## Stored data entries
● ● ●
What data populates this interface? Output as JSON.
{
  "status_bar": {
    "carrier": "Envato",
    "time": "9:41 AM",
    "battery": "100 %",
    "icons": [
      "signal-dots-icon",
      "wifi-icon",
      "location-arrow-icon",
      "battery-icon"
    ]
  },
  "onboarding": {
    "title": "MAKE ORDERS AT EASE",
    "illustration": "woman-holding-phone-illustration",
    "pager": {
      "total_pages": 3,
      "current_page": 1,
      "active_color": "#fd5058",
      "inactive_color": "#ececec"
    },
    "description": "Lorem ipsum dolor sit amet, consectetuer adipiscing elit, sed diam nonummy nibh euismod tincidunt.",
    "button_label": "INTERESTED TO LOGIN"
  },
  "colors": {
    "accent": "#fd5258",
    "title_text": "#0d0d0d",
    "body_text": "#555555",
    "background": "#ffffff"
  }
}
● ● ●
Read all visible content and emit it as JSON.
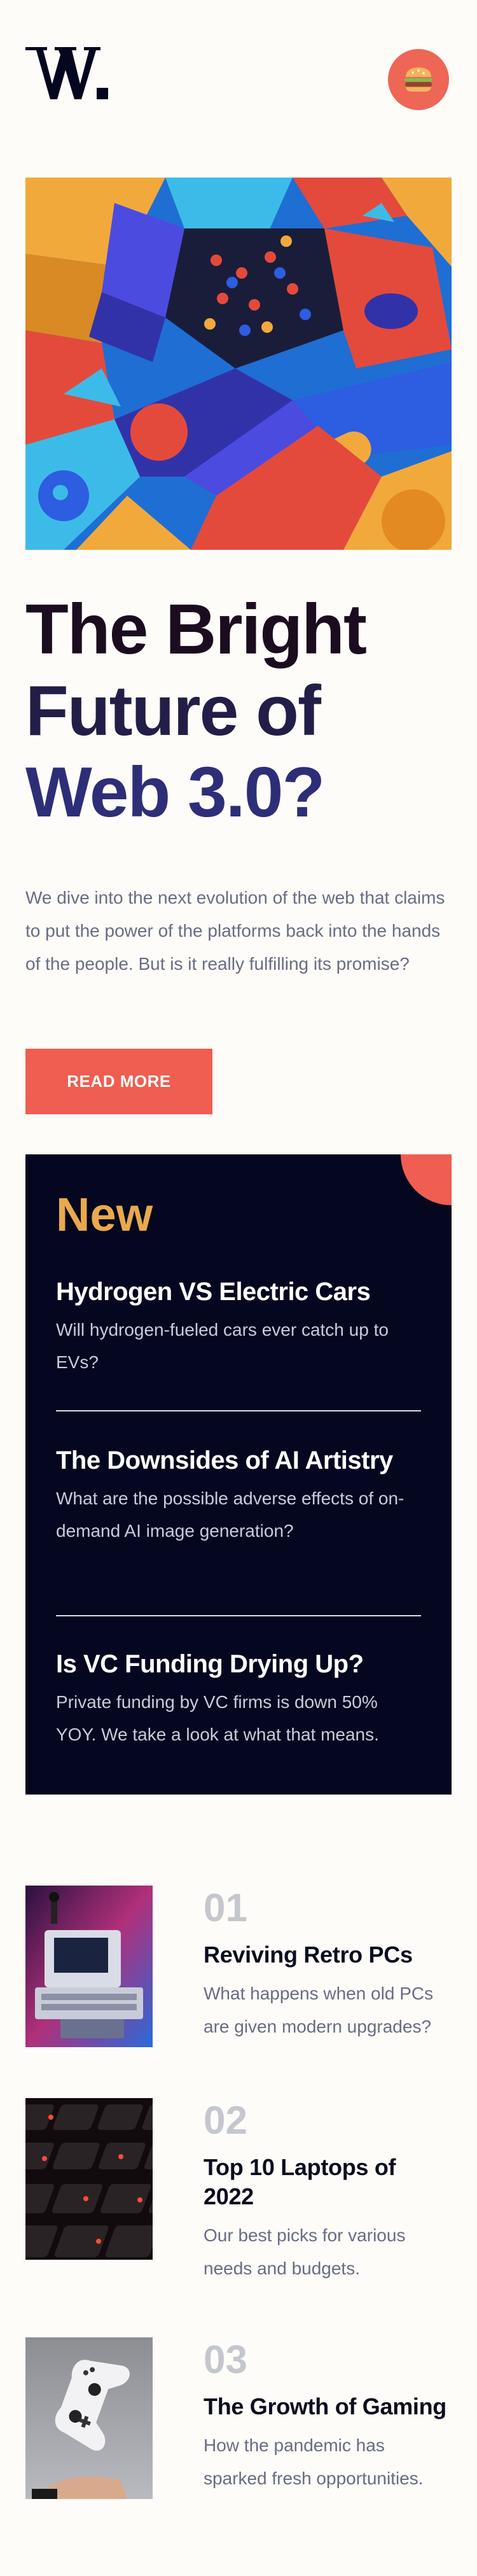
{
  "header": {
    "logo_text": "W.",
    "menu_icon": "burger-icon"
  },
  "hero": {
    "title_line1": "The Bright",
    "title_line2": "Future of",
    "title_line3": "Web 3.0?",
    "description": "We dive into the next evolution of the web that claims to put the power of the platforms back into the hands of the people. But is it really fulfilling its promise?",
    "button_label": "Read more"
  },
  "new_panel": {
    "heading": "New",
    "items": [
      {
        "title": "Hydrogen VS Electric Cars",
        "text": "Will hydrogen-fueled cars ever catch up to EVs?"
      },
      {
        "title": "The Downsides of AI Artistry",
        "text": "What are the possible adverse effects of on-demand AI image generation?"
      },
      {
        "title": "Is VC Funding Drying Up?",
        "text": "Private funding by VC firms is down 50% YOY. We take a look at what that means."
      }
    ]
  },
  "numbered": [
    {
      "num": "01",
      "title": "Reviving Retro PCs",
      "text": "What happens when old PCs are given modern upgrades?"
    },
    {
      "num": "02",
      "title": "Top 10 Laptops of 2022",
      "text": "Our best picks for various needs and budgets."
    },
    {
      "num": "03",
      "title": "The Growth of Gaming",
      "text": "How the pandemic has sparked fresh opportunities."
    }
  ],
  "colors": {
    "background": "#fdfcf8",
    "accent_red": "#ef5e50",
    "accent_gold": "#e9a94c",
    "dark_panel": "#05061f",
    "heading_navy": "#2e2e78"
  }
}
● ● ●
## Task statement
Go through the entries and return each line where the word "Read" appears.

## Result of this task
Read all visible content and emit it as JSON.
    "button_label": "Read more"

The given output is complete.